What this task involves
Below is a block of records. Copy every line in it that contains the word "PŘEDSUDEK".

Given records
───

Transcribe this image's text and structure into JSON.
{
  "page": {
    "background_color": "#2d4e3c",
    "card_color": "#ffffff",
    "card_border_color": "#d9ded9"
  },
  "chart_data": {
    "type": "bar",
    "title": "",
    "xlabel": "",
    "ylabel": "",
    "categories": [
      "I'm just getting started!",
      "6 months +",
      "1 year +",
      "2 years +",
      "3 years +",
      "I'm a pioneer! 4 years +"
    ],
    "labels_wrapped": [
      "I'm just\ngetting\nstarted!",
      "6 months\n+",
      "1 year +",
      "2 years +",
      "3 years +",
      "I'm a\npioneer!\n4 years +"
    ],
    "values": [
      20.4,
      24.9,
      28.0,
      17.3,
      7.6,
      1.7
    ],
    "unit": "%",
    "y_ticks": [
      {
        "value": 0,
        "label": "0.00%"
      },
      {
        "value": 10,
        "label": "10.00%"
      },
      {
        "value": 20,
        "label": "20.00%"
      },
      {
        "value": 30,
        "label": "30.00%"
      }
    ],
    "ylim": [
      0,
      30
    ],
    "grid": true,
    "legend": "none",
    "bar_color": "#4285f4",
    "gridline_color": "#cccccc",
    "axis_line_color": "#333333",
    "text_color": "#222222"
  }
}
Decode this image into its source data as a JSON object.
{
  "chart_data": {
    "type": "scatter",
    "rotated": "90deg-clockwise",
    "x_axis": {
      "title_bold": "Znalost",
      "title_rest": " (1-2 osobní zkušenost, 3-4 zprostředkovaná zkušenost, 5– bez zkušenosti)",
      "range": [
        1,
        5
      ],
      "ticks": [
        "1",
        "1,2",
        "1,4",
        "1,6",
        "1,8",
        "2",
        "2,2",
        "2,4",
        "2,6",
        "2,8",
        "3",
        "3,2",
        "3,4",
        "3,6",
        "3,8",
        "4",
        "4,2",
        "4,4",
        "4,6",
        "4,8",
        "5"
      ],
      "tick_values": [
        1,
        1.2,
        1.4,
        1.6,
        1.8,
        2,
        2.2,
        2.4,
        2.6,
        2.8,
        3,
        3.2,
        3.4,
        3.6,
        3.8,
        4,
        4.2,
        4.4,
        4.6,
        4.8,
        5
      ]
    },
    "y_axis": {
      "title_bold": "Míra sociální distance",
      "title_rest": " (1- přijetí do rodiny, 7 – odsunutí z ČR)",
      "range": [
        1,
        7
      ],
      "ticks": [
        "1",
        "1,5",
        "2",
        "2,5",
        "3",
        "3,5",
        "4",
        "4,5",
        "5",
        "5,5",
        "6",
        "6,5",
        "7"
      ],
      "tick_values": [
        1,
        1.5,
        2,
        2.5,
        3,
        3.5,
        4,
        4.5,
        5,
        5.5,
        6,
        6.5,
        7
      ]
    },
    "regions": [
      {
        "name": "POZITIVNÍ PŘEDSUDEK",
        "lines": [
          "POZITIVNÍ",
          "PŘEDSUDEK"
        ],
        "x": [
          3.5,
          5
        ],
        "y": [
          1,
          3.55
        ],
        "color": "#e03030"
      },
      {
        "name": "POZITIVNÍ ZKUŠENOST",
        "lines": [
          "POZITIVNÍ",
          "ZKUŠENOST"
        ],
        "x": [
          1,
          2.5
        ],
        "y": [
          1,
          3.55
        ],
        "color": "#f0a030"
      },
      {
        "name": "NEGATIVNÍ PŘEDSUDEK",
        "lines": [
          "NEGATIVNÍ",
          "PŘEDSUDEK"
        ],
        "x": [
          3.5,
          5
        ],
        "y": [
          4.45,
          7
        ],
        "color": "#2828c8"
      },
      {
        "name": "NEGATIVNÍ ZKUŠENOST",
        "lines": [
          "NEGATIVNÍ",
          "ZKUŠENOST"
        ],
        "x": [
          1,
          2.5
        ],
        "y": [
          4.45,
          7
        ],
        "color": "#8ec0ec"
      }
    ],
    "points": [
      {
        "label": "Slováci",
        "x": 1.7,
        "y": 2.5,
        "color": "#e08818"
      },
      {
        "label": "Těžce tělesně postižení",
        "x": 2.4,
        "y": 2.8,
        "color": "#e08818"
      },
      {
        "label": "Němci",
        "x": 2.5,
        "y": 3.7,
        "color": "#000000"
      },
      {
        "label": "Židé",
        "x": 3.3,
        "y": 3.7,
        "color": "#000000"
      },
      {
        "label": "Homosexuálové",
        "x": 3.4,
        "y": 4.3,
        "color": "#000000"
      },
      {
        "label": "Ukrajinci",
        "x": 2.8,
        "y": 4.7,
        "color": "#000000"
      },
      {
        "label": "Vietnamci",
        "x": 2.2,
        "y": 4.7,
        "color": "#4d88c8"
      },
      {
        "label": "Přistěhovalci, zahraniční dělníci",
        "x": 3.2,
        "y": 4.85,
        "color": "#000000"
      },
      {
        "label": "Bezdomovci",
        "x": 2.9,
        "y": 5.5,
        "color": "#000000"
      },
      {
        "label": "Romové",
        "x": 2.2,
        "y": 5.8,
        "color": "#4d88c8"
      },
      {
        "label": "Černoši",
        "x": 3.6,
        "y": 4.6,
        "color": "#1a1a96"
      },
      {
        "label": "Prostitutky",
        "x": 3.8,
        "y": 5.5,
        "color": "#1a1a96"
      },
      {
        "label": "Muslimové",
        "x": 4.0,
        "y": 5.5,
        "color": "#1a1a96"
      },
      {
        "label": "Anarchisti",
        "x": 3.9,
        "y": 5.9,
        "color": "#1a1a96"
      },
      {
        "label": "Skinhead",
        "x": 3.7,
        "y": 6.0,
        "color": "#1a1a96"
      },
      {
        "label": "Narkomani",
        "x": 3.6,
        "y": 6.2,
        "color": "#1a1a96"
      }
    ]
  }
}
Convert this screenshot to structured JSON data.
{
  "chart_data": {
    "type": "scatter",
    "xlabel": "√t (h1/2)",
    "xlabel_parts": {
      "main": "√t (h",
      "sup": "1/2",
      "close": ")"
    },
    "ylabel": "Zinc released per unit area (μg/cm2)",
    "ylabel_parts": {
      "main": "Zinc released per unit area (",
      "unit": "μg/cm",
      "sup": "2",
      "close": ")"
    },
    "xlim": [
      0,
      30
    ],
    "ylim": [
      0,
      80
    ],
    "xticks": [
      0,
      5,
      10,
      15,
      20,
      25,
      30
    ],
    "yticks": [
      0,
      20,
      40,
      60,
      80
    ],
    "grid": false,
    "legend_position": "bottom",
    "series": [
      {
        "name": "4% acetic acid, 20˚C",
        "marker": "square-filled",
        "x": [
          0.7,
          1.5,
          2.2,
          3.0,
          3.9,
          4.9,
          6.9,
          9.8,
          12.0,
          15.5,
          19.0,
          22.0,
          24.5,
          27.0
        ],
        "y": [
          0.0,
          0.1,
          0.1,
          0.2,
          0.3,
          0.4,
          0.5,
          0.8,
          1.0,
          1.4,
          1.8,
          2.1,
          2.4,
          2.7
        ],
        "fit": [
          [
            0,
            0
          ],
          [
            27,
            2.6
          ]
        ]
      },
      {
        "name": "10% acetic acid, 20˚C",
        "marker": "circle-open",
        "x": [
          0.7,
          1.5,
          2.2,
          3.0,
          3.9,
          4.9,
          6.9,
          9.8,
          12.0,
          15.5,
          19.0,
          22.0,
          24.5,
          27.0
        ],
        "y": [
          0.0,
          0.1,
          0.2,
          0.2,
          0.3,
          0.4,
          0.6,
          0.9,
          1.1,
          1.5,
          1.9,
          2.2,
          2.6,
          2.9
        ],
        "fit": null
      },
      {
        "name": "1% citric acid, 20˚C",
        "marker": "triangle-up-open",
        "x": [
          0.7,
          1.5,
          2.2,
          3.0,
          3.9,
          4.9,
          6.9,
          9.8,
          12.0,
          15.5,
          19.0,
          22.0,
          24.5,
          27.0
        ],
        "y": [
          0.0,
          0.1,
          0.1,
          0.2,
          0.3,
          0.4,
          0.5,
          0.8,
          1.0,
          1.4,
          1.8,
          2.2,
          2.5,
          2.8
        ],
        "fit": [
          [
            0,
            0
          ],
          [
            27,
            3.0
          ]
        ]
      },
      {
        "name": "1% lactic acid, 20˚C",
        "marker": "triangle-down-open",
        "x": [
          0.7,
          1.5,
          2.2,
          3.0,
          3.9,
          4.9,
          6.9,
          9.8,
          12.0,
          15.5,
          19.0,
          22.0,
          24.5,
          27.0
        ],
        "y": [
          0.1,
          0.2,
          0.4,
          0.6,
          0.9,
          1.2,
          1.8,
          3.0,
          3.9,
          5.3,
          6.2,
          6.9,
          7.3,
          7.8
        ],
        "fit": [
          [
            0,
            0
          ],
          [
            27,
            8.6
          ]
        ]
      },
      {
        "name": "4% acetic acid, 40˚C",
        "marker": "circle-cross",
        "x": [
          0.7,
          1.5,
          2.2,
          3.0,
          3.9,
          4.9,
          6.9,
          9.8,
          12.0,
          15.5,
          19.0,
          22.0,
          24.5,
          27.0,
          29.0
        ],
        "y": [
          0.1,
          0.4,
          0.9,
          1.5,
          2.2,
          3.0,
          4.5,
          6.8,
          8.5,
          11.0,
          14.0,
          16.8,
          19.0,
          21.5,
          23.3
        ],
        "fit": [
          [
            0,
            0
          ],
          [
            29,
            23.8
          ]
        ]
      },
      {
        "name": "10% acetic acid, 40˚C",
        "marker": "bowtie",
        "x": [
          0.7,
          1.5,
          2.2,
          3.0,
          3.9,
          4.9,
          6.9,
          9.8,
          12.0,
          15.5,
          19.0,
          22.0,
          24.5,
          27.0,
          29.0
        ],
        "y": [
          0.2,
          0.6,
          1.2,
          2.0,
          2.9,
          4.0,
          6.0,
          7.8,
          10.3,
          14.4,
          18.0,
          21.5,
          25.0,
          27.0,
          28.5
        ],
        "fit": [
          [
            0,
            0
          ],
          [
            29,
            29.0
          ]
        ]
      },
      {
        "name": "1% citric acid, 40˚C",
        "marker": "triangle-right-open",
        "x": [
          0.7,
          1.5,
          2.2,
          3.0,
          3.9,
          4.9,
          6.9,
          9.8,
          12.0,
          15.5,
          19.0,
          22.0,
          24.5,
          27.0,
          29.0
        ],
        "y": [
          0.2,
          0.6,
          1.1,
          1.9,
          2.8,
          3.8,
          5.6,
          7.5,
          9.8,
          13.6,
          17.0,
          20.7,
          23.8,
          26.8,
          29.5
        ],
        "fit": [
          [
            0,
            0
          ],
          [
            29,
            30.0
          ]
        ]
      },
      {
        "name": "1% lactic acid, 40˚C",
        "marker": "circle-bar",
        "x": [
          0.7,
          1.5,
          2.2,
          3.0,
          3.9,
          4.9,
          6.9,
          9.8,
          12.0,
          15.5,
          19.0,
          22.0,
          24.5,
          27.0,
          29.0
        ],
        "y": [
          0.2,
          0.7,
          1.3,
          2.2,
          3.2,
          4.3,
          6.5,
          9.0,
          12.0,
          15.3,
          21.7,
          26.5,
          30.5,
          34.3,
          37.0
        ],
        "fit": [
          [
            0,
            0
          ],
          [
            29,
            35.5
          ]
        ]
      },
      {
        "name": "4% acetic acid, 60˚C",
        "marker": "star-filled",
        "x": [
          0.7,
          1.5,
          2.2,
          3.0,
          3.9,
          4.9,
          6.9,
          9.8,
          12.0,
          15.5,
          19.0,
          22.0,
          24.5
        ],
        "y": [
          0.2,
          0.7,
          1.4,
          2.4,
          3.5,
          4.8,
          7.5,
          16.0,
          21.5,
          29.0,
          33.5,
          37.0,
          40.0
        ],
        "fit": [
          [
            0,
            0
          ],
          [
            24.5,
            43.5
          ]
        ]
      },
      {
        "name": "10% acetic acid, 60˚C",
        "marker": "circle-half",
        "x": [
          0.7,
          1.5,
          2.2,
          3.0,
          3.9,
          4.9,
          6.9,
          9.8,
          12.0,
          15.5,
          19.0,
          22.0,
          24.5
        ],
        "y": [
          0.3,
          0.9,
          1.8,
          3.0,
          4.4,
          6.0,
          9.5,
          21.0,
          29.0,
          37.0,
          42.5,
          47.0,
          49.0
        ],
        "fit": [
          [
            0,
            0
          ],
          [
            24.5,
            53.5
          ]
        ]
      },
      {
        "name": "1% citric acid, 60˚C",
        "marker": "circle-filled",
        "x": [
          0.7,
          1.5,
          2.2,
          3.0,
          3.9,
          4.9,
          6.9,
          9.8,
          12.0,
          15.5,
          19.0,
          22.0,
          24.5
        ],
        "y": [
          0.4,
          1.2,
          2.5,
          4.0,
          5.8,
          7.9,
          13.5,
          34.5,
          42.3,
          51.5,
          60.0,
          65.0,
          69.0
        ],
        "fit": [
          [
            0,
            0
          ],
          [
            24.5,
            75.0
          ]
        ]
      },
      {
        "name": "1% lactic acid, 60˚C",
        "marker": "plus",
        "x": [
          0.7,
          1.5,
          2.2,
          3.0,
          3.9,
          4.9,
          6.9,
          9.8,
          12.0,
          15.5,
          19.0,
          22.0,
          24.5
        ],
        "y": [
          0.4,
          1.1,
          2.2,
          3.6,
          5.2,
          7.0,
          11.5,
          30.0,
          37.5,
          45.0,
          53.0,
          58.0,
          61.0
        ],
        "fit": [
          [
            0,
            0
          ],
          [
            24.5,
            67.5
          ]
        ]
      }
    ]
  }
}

───

Response to this exercise
        "name": "POZITIVNÍ PŘEDSUDEK",
          "PŘEDSUDEK"
        "name": "NEGATIVNÍ PŘEDSUDEK",
          "PŘEDSUDEK"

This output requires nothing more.